▶ [What you need to do]: Return all lines from the listing below in which the string "Offer" occurs.
•••••
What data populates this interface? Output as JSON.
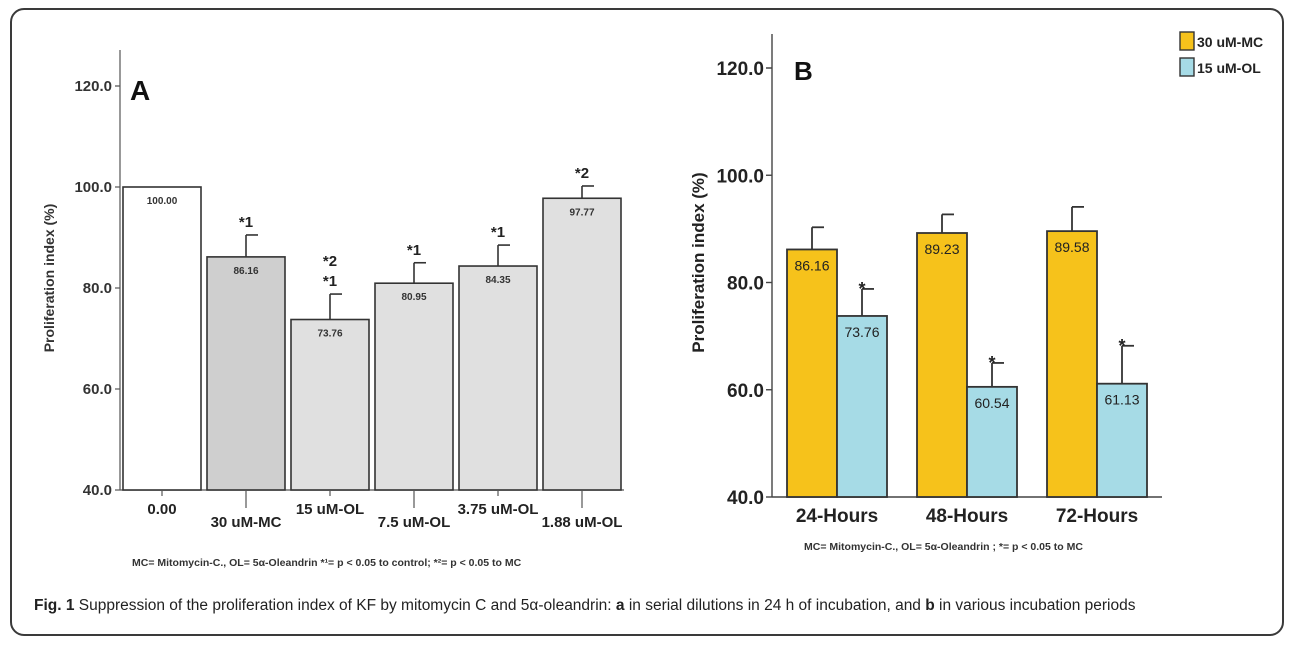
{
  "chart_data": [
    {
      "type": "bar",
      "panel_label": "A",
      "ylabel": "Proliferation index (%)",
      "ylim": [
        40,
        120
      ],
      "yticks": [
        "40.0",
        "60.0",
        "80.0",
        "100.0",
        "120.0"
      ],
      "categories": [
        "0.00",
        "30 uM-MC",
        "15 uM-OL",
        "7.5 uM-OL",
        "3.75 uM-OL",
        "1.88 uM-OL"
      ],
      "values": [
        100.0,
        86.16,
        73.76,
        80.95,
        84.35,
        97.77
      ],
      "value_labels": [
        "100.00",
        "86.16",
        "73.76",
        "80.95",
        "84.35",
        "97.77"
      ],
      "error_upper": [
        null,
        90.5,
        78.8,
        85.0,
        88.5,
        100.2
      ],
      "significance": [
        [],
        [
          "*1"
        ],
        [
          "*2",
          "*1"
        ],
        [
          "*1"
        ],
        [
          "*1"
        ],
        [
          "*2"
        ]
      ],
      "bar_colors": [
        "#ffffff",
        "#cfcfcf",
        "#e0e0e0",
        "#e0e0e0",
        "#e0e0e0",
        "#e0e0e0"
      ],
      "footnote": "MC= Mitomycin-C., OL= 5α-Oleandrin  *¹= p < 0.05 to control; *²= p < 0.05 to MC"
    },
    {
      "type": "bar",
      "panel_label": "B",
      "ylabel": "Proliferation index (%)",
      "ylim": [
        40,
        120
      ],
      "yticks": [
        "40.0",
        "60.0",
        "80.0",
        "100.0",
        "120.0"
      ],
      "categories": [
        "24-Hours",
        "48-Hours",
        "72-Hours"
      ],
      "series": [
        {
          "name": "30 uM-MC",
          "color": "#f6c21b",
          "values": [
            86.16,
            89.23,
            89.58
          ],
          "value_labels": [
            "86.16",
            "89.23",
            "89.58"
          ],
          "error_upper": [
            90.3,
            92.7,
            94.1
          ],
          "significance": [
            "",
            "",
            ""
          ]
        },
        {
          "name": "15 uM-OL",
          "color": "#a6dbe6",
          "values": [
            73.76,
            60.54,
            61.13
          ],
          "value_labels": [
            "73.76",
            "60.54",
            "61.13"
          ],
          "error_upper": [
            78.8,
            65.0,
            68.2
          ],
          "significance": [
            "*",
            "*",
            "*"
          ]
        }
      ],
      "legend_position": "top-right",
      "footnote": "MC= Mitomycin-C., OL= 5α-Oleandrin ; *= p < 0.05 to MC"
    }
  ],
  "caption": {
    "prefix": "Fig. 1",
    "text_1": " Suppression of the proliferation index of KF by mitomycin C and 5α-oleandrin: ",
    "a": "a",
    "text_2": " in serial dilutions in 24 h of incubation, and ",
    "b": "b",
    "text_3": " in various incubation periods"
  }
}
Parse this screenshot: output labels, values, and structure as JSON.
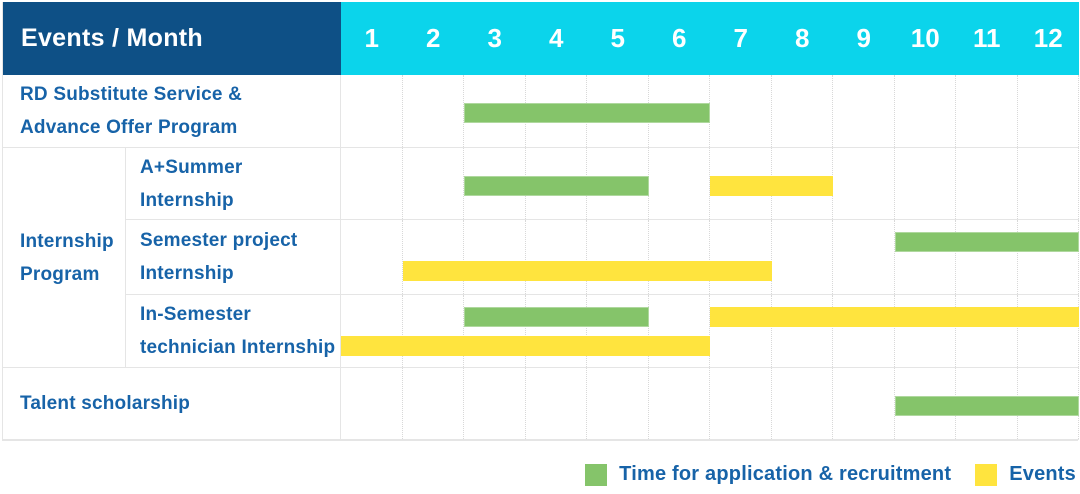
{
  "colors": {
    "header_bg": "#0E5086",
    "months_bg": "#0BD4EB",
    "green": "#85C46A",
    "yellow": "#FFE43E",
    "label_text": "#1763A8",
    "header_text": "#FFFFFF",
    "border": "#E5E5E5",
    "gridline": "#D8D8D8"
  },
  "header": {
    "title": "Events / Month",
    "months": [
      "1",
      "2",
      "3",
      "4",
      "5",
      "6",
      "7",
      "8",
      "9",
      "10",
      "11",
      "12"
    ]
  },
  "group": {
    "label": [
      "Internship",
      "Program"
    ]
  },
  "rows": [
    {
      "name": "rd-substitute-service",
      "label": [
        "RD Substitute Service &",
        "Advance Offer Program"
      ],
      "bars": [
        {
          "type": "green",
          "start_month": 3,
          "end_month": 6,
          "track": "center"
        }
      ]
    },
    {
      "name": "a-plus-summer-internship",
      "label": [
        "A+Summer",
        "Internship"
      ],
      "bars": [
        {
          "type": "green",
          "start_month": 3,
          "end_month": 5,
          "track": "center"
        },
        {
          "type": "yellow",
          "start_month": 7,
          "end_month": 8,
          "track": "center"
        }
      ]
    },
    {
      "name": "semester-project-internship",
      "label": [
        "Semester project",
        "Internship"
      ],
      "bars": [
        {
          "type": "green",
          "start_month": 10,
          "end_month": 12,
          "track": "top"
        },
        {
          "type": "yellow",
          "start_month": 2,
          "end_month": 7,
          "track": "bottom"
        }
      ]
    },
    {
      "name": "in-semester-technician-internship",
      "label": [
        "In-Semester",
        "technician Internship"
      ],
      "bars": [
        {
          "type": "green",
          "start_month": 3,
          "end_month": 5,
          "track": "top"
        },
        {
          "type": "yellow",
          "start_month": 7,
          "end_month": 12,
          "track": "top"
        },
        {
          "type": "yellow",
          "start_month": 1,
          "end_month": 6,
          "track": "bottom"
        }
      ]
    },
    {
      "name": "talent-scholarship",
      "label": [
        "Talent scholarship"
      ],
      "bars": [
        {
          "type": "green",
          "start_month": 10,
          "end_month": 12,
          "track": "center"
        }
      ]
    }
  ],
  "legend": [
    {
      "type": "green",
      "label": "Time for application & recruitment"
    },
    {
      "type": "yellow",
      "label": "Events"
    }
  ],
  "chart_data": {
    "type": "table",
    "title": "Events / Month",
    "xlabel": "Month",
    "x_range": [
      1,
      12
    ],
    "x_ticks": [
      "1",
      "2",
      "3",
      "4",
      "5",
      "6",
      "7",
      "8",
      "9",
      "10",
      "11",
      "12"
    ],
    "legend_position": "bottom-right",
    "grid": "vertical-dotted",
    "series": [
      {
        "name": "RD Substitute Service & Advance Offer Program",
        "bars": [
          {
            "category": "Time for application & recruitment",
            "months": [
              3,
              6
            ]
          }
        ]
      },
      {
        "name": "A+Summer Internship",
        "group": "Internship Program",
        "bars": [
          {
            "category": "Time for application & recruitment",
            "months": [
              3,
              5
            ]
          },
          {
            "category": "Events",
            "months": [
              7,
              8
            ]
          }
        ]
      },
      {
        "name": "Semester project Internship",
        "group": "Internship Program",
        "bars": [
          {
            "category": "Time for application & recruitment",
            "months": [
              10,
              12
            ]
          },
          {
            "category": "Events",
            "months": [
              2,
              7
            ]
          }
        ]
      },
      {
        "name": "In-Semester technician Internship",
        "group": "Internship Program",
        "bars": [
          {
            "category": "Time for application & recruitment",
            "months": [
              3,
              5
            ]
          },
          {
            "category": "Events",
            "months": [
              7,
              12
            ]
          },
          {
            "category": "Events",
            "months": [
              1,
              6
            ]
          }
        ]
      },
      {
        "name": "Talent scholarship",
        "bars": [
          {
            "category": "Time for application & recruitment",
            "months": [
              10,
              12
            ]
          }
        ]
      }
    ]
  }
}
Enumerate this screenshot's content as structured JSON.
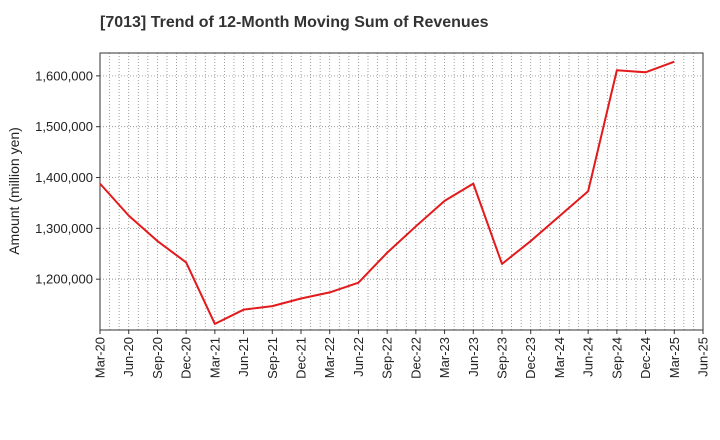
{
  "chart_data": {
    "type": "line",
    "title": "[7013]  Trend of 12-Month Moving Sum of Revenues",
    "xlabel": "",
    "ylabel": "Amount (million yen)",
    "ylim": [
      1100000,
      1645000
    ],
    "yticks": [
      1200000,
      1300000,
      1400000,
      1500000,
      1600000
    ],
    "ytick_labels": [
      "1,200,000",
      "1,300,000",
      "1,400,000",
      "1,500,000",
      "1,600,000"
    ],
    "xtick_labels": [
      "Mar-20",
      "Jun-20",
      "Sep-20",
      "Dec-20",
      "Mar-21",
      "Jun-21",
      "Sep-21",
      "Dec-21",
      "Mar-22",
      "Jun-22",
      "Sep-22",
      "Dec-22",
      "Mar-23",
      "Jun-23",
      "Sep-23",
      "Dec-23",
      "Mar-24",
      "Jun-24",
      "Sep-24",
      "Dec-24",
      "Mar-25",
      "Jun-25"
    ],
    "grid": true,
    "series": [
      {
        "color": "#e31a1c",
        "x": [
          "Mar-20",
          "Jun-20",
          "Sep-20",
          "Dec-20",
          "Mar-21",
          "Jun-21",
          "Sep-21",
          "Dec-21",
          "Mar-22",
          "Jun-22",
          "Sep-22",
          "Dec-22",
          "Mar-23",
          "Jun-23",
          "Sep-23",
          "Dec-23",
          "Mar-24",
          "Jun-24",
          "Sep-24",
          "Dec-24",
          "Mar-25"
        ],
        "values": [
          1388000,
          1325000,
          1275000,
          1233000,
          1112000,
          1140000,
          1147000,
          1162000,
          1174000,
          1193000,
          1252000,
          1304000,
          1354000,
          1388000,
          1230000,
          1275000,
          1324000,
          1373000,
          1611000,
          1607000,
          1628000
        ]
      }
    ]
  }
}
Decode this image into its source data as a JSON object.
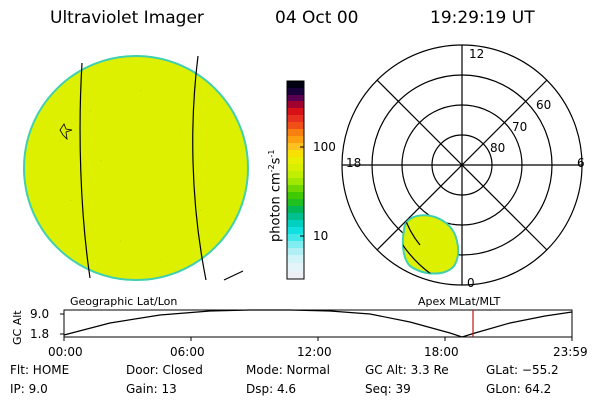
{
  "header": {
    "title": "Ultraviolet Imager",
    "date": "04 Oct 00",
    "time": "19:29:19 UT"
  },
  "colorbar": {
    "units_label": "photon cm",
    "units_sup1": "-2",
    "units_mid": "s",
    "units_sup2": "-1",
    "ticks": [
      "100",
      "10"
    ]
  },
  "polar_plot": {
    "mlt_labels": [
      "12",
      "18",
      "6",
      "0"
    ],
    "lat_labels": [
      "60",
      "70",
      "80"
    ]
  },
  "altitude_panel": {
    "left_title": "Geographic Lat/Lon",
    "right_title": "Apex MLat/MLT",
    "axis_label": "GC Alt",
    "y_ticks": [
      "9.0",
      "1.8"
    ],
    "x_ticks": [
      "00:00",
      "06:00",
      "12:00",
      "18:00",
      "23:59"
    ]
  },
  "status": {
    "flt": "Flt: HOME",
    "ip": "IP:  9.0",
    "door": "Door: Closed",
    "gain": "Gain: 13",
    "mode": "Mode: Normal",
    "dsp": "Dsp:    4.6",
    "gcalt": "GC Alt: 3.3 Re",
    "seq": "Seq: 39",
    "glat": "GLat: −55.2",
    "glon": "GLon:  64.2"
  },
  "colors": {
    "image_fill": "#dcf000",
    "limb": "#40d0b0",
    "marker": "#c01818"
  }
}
•••••
▶ [Solved exercise]:
        "Advance Offer Program"
        "name": "RD Substitute Service & Advance Offer Program",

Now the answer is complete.